Work to be completed → Extract each record and reproduce it exactly.

* * * * * * * * *

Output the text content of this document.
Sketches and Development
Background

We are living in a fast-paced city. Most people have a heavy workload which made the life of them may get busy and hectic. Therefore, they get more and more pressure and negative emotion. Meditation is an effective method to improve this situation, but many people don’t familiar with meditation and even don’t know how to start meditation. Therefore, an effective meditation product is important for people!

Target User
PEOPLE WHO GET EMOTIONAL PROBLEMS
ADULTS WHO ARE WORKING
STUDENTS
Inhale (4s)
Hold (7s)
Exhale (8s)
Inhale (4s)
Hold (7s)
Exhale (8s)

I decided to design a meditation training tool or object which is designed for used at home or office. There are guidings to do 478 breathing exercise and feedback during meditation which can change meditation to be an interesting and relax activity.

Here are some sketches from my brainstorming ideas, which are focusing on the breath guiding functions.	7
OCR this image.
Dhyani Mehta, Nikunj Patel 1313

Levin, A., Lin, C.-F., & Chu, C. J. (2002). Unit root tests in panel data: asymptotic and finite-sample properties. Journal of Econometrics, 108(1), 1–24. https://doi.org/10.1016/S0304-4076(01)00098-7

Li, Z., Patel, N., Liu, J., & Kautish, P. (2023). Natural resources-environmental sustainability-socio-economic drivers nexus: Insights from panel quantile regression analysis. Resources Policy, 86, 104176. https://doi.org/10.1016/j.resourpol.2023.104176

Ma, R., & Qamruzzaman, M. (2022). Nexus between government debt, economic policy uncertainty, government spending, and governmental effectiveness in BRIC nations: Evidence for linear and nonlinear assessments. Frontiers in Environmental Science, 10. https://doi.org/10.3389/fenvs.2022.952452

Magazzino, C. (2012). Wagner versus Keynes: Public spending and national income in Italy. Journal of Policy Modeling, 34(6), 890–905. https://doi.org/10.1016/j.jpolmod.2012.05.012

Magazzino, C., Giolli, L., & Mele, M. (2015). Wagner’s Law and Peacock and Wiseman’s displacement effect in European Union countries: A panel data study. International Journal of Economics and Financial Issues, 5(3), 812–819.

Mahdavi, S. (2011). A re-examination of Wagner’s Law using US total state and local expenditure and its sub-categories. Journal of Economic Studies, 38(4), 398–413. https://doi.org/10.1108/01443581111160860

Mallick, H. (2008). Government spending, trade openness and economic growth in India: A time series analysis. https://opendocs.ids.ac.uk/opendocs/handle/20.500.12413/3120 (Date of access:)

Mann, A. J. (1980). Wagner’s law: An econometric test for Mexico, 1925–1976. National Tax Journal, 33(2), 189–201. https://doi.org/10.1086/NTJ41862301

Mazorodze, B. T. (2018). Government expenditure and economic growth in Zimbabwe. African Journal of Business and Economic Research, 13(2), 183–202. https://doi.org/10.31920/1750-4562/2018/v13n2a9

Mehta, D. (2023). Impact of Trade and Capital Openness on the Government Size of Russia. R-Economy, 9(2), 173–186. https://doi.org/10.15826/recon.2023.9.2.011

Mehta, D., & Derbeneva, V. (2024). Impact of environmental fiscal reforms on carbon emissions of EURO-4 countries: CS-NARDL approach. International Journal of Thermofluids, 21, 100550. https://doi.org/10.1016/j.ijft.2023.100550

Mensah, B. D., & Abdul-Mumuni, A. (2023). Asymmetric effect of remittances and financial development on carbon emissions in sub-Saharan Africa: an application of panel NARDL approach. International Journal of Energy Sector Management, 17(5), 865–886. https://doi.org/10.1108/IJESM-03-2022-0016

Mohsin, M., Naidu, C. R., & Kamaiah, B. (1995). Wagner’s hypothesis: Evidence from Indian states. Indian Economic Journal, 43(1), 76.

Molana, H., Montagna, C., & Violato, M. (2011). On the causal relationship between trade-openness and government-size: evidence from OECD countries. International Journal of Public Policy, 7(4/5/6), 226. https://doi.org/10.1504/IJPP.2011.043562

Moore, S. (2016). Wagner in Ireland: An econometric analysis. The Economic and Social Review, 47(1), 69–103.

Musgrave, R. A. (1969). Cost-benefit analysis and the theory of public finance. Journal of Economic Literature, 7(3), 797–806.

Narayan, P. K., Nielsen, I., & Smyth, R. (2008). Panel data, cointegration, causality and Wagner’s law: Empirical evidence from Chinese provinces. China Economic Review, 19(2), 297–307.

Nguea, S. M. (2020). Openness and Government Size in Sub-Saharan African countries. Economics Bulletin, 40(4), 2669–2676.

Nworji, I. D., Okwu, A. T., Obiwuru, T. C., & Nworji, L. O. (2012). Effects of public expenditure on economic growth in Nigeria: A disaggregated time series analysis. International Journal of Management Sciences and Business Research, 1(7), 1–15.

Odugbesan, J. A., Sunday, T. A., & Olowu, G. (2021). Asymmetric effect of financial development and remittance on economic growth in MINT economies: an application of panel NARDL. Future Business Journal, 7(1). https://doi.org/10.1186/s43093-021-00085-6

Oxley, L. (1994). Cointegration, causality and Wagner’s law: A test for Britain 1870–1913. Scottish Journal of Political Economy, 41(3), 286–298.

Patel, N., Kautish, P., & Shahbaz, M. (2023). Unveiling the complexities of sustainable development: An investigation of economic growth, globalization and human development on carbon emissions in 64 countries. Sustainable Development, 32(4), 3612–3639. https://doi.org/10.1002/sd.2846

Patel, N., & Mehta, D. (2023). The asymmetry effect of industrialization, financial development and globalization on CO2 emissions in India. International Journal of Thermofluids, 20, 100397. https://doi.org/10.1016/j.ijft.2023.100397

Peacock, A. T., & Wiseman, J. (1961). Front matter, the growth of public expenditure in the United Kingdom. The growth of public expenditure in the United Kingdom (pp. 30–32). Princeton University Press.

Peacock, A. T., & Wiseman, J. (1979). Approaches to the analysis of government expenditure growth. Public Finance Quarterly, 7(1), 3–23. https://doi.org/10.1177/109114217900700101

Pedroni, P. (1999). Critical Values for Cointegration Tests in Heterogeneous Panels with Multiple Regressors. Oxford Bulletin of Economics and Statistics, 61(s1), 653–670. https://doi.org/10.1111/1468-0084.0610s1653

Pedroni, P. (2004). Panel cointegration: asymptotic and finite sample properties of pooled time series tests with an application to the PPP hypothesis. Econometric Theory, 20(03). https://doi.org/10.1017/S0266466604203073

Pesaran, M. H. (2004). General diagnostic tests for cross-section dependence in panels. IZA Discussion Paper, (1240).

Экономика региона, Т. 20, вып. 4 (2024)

* * * * * * * * *

The answer →
Output the text content of this document.
Sketches and Development
Background

We are living in a fast-paced city. Most people have a heavy workload which made the life of them may get busy and hectic. Therefore, they get more and more pressure and negative emotion. Meditation is an effective method to improve this situation, but many people don’t familiar with meditation and even don’t know how to start meditation. Therefore, an effective meditation product is important for people!

Target User
PEOPLE WHO GET EMOTIONAL PROBLEMS
ADULTS WHO ARE WORKING
STUDENTS
Inhale (4s)
Hold (7s)
Exhale (8s)
Inhale (4s)
Hold (7s)
Exhale (8s)

I decided to design a meditation training tool or object which is designed for used at home or office. There are guidings to do 478 breathing exercise and feedback during meditation which can change meditation to be an interesting and relax activity.

Here are some sketches from my brainstorming ideas, which are focusing on the breath guiding functions.	7
OCR this image.
Dhyani Mehta, Nikunj Patel 1313

Levin, A., Lin, C.-F., & Chu, C. J. (2002). Unit root tests in panel data: asymptotic and finite-sample properties. Journal of Econometrics, 108(1), 1–24. https://doi.org/10.1016/S0304-4076(01)00098-7

Li, Z., Patel, N., Liu, J., & Kautish, P. (2023). Natural resources-environmental sustainability-socio-economic drivers nexus: Insights from panel quantile regression analysis. Resources Policy, 86, 104176. https://doi.org/10.1016/j.resourpol.2023.104176

Ma, R., & Qamruzzaman, M. (2022). Nexus between government debt, economic policy uncertainty, government spending, and governmental effectiveness in BRIC nations: Evidence for linear and nonlinear assessments. Frontiers in Environmental Science, 10. https://doi.org/10.3389/fenvs.2022.952452

Magazzino, C. (2012). Wagner versus Keynes: Public spending and national income in Italy. Journal of Policy Modeling, 34(6), 890–905. https://doi.org/10.1016/j.jpolmod.2012.05.012

Magazzino, C., Giolli, L., & Mele, M. (2015). Wagner’s Law and Peacock and Wiseman’s displacement effect in European Union countries: A panel data study. International Journal of Economics and Financial Issues, 5(3), 812–819.

Mahdavi, S. (2011). A re-examination of Wagner’s Law using US total state and local expenditure and its sub-categories. Journal of Economic Studies, 38(4), 398–413. https://doi.org/10.1108/01443581111160860

Mallick, H. (2008). Government spending, trade openness and economic growth in India: A time series analysis. https://opendocs.ids.ac.uk/opendocs/handle/20.500.12413/3120 (Date of access:)

Mann, A. J. (1980). Wagner’s law: An econometric test for Mexico, 1925–1976. National Tax Journal, 33(2), 189–201. https://doi.org/10.1086/NTJ41862301

Mazorodze, B. T. (2018). Government expenditure and economic growth in Zimbabwe. African Journal of Business and Economic Research, 13(2), 183–202. https://doi.org/10.31920/1750-4562/2018/v13n2a9

Mehta, D. (2023). Impact of Trade and Capital Openness on the Government Size of Russia. R-Economy, 9(2), 173–186. https://doi.org/10.15826/recon.2023.9.2.011

Mehta, D., & Derbeneva, V. (2024). Impact of environmental fiscal reforms on carbon emissions of EURO-4 countries: CS-NARDL approach. International Journal of Thermofluids, 21, 100550. https://doi.org/10.1016/j.ijft.2023.100550

Mensah, B. D., & Abdul-Mumuni, A. (2023). Asymmetric effect of remittances and financial development on carbon emissions in sub-Saharan Africa: an application of panel NARDL approach. International Journal of Energy Sector Management, 17(5), 865–886. https://doi.org/10.1108/IJESM-03-2022-0016

Mohsin, M., Naidu, C. R., & Kamaiah, B. (1995). Wagner’s hypothesis: Evidence from Indian states. Indian Economic Journal, 43(1), 76.

Molana, H., Montagna, C., & Violato, M. (2011). On the causal relationship between trade-openness and government-size: evidence from OECD countries. International Journal of Public Policy, 7(4/5/6), 226. https://doi.org/10.1504/IJPP.2011.043562

Moore, S. (2016). Wagner in Ireland: An econometric analysis. The Economic and Social Review, 47(1), 69–103.

Musgrave, R. A. (1969). Cost-benefit analysis and the theory of public finance. Journal of Economic Literature, 7(3), 797–806.

Narayan, P. K., Nielsen, I., & Smyth, R. (2008). Panel data, cointegration, causality and Wagner’s law: Empirical evidence from Chinese provinces. China Economic Review, 19(2), 297–307.

Nguea, S. M. (2020). Openness and Government Size in Sub-Saharan African countries. Economics Bulletin, 40(4), 2669–2676.

Nworji, I. D., Okwu, A. T., Obiwuru, T. C., & Nworji, L. O. (2012). Effects of public expenditure on economic growth in Nigeria: A disaggregated time series analysis. International Journal of Management Sciences and Business Research, 1(7), 1–15.

Odugbesan, J. A., Sunday, T. A., & Olowu, G. (2021). Asymmetric effect of financial development and remittance on economic growth in MINT economies: an application of panel NARDL. Future Business Journal, 7(1). https://doi.org/10.1186/s43093-021-00085-6

Oxley, L. (1994). Cointegration, causality and Wagner’s law: A test for Britain 1870–1913. Scottish Journal of Political Economy, 41(3), 286–298.

Patel, N., Kautish, P., & Shahbaz, M. (2023). Unveiling the complexities of sustainable development: An investigation of economic growth, globalization and human development on carbon emissions in 64 countries. Sustainable Development, 32(4), 3612–3639. https://doi.org/10.1002/sd.2846

Patel, N., & Mehta, D. (2023). The asymmetry effect of industrialization, financial development and globalization on CO2 emissions in India. International Journal of Thermofluids, 20, 100397. https://doi.org/10.1016/j.ijft.2023.100397

Peacock, A. T., & Wiseman, J. (1961). Front matter, the growth of public expenditure in the United Kingdom. The growth of public expenditure in the United Kingdom (pp. 30–32). Princeton University Press.

Peacock, A. T., & Wiseman, J. (1979). Approaches to the analysis of government expenditure growth. Public Finance Quarterly, 7(1), 3–23. https://doi.org/10.1177/109114217900700101

Pedroni, P. (1999). Critical Values for Cointegration Tests in Heterogeneous Panels with Multiple Regressors. Oxford Bulletin of Economics and Statistics, 61(s1), 653–670. https://doi.org/10.1111/1468-0084.0610s1653

Pedroni, P. (2004). Panel cointegration: asymptotic and finite sample properties of pooled time series tests with an application to the PPP hypothesis. Econometric Theory, 20(03). https://doi.org/10.1017/S0266466604203073

Pesaran, M. H. (2004). General diagnostic tests for cross-section dependence in panels. IZA Discussion Paper, (1240).

Экономика региона, Т. 20, вып. 4 (2024)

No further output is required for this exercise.